Output all the entries word for word. Omit the pictures.

:: RECORDS SHOWN ::
+ + + +
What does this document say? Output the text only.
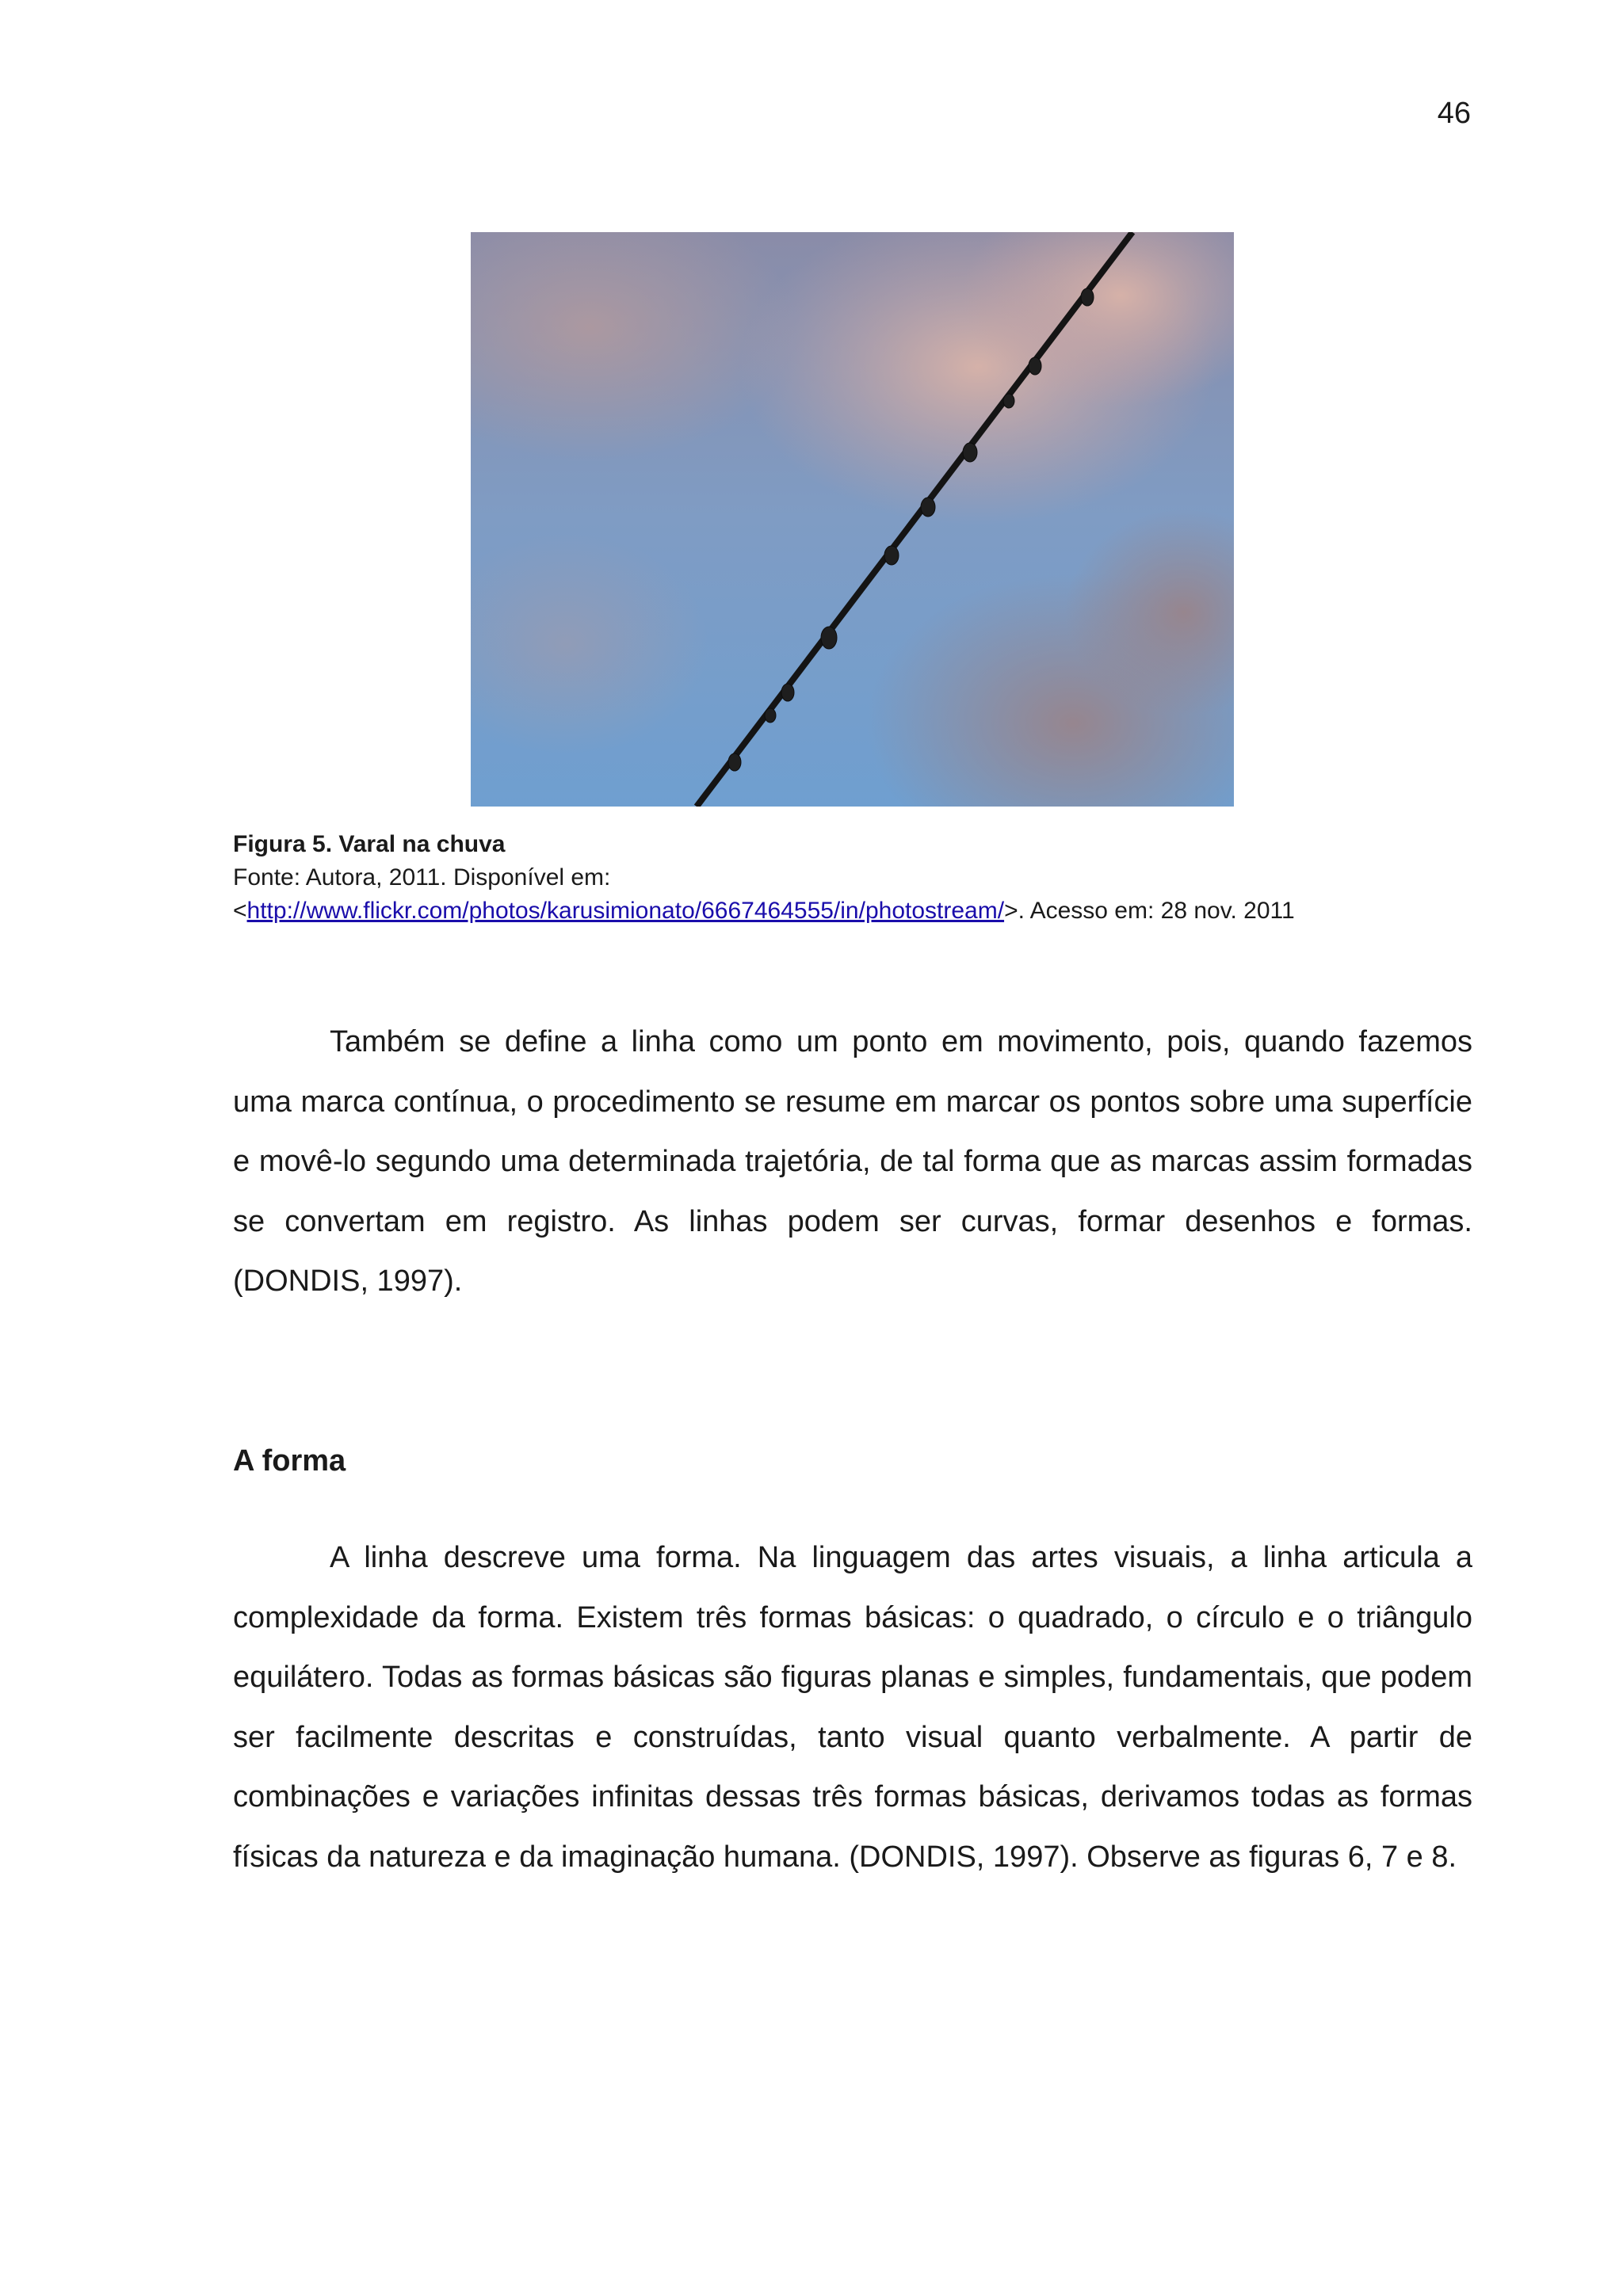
46
Figura 5. Varal na chuva
Fonte: Autora, 2011. Disponível em:
<http://www.flickr.com/photos/karusimionato/6667464555/in/photostream/>. Acesso em: 28 nov. 2011

Também se define a linha como um ponto em movimento, pois, quando fazemos uma marca contínua, o procedimento se resume em marcar os pontos sobre uma superfície e movê-lo segundo uma determinada trajetória, de tal forma que as marcas assim formadas se convertam em registro. As linhas podem ser curvas, formar desenhos e formas. (DONDIS, 1997).

A forma

A linha descreve uma forma. Na linguagem das artes visuais, a linha articula a complexidade da forma. Existem três formas básicas: o quadrado, o círculo e o triângulo equilátero. Todas as formas básicas são figuras planas e simples, fundamentais, que podem ser facilmente descritas e construídas, tanto visual quanto verbalmente. A partir de combinações e variações infinitas dessas três formas básicas, derivamos todas as formas físicas da natureza e da imaginação humana. (DONDIS, 1997). Observe as figuras 6, 7 e 8.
+ + + +
:: WRITTEN SOLUTION ::
What does this document say? Output the text only.
46
Figura 5. Varal na chuva
Fonte: Autora, 2011. Disponível em:
<http://www.flickr.com/photos/karusimionato/6667464555/in/photostream/>. Acesso em: 28 nov. 2011

Também se define a linha como um ponto em movimento, pois, quando fazemos uma marca contínua, o procedimento se resume em marcar os pontos sobre uma superfície e movê-lo segundo uma determinada trajetória, de tal forma que as marcas assim formadas se convertam em registro. As linhas podem ser curvas, formar desenhos e formas. (DONDIS, 1997).

A forma

A linha descreve uma forma. Na linguagem das artes visuais, a linha articula a complexidade da forma. Existem três formas básicas: o quadrado, o círculo e o triângulo equilátero. Todas as formas básicas são figuras planas e simples, fundamentais, que podem ser facilmente descritas e construídas, tanto visual quanto verbalmente. A partir de combinações e variações infinitas dessas três formas básicas, derivamos todas as formas físicas da natureza e da imaginação humana. (DONDIS, 1997). Observe as figuras 6, 7 e 8.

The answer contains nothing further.